▶ [Problems to work on]:
1. In the documentation excerpt on table update change types, which change type applies when the scope you give must cover all added rows but may overlap with some existing rows?
2. Reproduce everything in the documentation excerpt on table update change types from "If not, cube" down to "wrong change description).".
3. Write the next part of the documentation excerpt on table update change types, picking up after its final sentence.

If not, cube components (aggregate provider, hierarchies) and database version will be de-synchronized.
This could lead to inconsistent results (
see partial or wrong change description).
Table update detail
To describe your change for each table, you can use below change types.
Added rows (ADD_ROWS)
Changes
Add rows change type describes a pure rows addition in your table.
date | product | quantity |
---|---|---|
2024-01-01 | P1 | 10.0 |
2024-01-01 | P2 | 20.0 |
2024-01-02 | P1 | 30.0 |
Change description
The provided scope must describe ALL the added rows and ONLY the added row.
Table Update Detail | sales |
---|---|
Change type | ADD_ROWS |
Change Scope | sales.date = '2024-01-02' |
Added rows dirty (ADD_ROWS_WITH_DIRTY_CONDITION)
Changes
Sometimes you are not able to provide a precise enough condition to capture the added lines.
You can provide a scope which contains older data and precise that the scope you are providing is dirty.
date | product | quantity |
---|---|---|
2024-01-01 | P1 | 10.0 |
2024-01-01 | P2 | 20.0 |
2024-01-01 | P1 | 30.0 |
Change description
The provided scope must describe ALL the added rows but can overlap with some exiting rows.
Table Update Detail | sales |
---|---|
Change type | ADD_ROWS_WITH_DIRTY_CONDITION |
Change Scope | sales.product = 'P1' |
Updated rows (UPDATE_ROWS)
Changes
Update rows change type describes a pure rows updates in your table. Scope condition must use a non updated column to describe the change.
date | product | quantity |
---|---|---|
2024-01-01 | P1 | 10.0 |
2024-01-01 | P2 |
Change description
The provided scope must contain ALL the updated rows.
Table Update Detail | sales |
---|---|
Change type | UPDATE_ROWS |
Change Scope | sales.product = 'P2' |
Removed rows (REMOVE_ROWS)
Changes
Remove rows change type describes a pure rows deletion in your table.

[Element region listings]
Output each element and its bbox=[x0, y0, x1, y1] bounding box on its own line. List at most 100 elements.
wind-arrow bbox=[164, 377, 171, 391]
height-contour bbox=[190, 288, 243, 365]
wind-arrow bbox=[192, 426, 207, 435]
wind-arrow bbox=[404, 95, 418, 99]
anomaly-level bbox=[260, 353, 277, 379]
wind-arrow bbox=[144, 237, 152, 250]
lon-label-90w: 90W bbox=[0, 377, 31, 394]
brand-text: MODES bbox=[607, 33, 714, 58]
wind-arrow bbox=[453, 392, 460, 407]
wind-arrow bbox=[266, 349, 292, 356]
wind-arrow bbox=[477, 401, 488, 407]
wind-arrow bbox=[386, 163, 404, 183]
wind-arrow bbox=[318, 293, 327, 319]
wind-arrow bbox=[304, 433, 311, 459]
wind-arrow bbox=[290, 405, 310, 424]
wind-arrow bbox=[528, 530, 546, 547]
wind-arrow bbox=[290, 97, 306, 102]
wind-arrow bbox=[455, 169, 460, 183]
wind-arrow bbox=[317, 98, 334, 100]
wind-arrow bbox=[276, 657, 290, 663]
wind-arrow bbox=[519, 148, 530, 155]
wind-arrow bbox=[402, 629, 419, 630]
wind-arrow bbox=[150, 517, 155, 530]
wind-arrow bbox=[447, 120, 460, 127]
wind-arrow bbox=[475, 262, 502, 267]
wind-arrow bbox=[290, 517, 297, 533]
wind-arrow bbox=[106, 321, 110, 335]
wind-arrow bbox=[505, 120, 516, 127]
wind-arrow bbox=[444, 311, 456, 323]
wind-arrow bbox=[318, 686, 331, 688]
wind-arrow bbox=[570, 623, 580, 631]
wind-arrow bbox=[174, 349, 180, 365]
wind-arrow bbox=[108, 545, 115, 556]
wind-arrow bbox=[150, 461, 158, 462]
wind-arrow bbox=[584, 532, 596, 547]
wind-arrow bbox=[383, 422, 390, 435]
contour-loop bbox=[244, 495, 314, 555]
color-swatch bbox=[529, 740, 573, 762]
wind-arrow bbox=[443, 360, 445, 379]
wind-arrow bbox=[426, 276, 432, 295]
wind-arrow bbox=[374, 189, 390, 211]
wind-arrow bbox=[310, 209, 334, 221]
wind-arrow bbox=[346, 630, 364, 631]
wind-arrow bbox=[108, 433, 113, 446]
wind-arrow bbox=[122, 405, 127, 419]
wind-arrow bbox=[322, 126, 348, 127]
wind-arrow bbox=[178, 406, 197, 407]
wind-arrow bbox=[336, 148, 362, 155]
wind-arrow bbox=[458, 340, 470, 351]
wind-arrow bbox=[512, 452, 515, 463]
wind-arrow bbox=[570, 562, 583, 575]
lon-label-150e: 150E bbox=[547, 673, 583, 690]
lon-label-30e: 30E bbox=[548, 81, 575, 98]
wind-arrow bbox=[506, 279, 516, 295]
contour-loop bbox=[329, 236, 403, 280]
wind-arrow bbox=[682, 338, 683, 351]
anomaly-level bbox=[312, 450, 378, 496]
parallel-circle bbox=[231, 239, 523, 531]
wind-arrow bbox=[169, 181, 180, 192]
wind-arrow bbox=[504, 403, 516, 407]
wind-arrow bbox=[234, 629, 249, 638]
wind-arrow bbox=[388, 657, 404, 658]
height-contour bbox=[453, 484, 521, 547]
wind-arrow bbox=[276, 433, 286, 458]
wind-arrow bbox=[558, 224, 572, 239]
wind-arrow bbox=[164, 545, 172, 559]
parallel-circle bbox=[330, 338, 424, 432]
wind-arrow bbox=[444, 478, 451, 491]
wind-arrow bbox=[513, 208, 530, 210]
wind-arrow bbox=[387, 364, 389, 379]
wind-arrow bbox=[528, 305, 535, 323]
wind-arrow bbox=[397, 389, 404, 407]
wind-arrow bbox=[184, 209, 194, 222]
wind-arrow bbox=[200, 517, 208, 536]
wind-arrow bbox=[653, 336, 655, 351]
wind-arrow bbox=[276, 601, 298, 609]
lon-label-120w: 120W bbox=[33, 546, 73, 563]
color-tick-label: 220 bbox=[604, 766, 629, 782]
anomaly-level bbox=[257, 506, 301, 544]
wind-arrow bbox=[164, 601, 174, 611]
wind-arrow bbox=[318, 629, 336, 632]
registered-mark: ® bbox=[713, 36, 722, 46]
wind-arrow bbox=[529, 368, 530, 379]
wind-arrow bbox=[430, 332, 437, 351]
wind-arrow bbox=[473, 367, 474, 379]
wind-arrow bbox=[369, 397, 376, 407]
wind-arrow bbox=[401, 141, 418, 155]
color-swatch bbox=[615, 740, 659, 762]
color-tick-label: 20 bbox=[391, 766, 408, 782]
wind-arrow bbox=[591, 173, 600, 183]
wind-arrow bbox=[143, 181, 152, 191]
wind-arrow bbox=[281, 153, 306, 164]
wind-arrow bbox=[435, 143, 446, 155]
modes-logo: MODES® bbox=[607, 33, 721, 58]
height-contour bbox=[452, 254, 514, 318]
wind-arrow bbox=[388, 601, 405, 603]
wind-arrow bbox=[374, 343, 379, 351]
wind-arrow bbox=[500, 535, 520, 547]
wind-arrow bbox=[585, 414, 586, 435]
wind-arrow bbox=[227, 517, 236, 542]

* * *

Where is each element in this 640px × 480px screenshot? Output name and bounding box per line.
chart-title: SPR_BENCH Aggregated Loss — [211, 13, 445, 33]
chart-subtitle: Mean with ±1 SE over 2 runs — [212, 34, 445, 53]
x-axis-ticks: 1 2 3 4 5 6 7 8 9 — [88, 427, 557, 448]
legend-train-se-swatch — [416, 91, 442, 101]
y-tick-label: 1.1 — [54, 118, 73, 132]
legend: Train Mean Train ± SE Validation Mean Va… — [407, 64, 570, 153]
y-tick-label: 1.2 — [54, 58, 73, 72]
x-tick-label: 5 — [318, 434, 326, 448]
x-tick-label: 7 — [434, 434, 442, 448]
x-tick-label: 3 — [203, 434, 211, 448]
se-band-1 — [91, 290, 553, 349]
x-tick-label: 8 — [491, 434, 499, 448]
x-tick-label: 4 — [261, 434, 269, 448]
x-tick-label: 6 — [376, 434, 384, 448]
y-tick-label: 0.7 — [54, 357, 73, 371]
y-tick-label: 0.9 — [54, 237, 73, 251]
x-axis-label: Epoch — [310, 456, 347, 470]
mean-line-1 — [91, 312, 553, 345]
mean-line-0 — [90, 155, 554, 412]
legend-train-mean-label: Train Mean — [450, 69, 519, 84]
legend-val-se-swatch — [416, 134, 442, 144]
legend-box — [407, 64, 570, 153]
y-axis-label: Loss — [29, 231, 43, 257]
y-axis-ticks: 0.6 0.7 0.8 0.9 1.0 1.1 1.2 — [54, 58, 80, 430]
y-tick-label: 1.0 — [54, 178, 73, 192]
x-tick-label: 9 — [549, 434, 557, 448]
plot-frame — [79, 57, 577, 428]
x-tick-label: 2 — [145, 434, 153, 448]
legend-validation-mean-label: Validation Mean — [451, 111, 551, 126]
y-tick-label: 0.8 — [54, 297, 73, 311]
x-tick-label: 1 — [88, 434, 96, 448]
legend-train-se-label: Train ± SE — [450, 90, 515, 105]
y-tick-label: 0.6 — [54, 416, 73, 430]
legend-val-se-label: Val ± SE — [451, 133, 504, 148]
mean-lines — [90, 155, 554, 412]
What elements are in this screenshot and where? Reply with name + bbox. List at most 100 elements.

▶ [Per-task answers]:
1. ADD_ROWS_WITH_DIRTY_CONDITION

2.
If not, cube components (aggregate provider, hierarchies) and database version will be de-synchronized.
This could lead to inconsistent results (
see partial or wrong change description).

3.
date | product | quantity |
---|---|---|
2024-01-01 | P1 | 10.0 |
Change description
The scope must contain ALL and ONLY the removed rows.
Table Update Detail | sales |
---|---|
Change type | REMOVE_ROWS |
Change Scope | sales.product = 'P2' |
Removed rows dirty (REMOVE_ROWS_WITH_DIRTY_CONDITION)
Changes
Sometimes you are not able to provide a precise enough condition to capture the removed rows. You can provide a scope which contains older data and precise that the scope you are providing is dirty.
date | product | quantity |
---|---|---|
2024-01-01 | P1 | 10.0 |
2024-01-01 | P2 | 10.0 |
Change description
The scope must contain ALL the removed rows but can overlap with some existing rows.
Table Update Detail | sales |
---|---|
Change type | REMOVE_ROWS_WITH_DIRTY_CONDITION |
Change Scope | sales.product = 'P2' |
Mixed changes (MIXED_CHANGES)
Changes
Mixed changes change type describes a change which is composed of various changes (adds, updates, deletions).
date | product | quantity |
---|---|---|
2024-01-01 | P1 | 10.0 |
2024-01-01 | P2 | |
2024-01-02 | P2 | 40.0 |
Change description
Table Update Detail | sales |
---|---|
Change type | MIXED_CHANGES |
Change Scope | sales.product = 'P2' |
Intertwined Changes
If the scope condition uses a column impacted by an update you need to provide the old value and the new value in the scope.
date | product | quantity |
---|---|---|
2024-01-01 | P1 | 10.0 |
2024-01-01 | P3 | 10.0 |
2024-01-01 | 20.0 | |
2024-01-02 | P2 | 40.0 |
Change description
The provided scope must contain ALL the changed rows.
Table Update Detail | sales |
---|---|
Change type | MIXED_CHANGES |
Change Scope | sales.product = 'P2' OR sales.product='P3' |
Dirty table update details often result to less efficient refresh comparing to their clean alternatives.
Incremental refresh plan
For each call to incremental refresh, an incremental refresh plan is computed and logged at level FINE (
com.activeviam.database.sql.*).
The incremental refresh restates the processed change description and shows for each stream the triggered refresh
operations.
For instance, on a cube with only a hierarchy on sales.product
and no aggregate provider, there is only the
hierarchy stream to refresh :
FINE: IncrementalRefreshPlan
Change Descriptions:
TableUpdateDetailInternal(tableName=Sales, changeType=ADD_ROWS, columnCondition=Sales DATE = 2024-01-02 )
TableUpdateDetailInternal(tableName=Products, changeType=ADD_ROWS, columnCondition=Product DATE = 2024-01-02 )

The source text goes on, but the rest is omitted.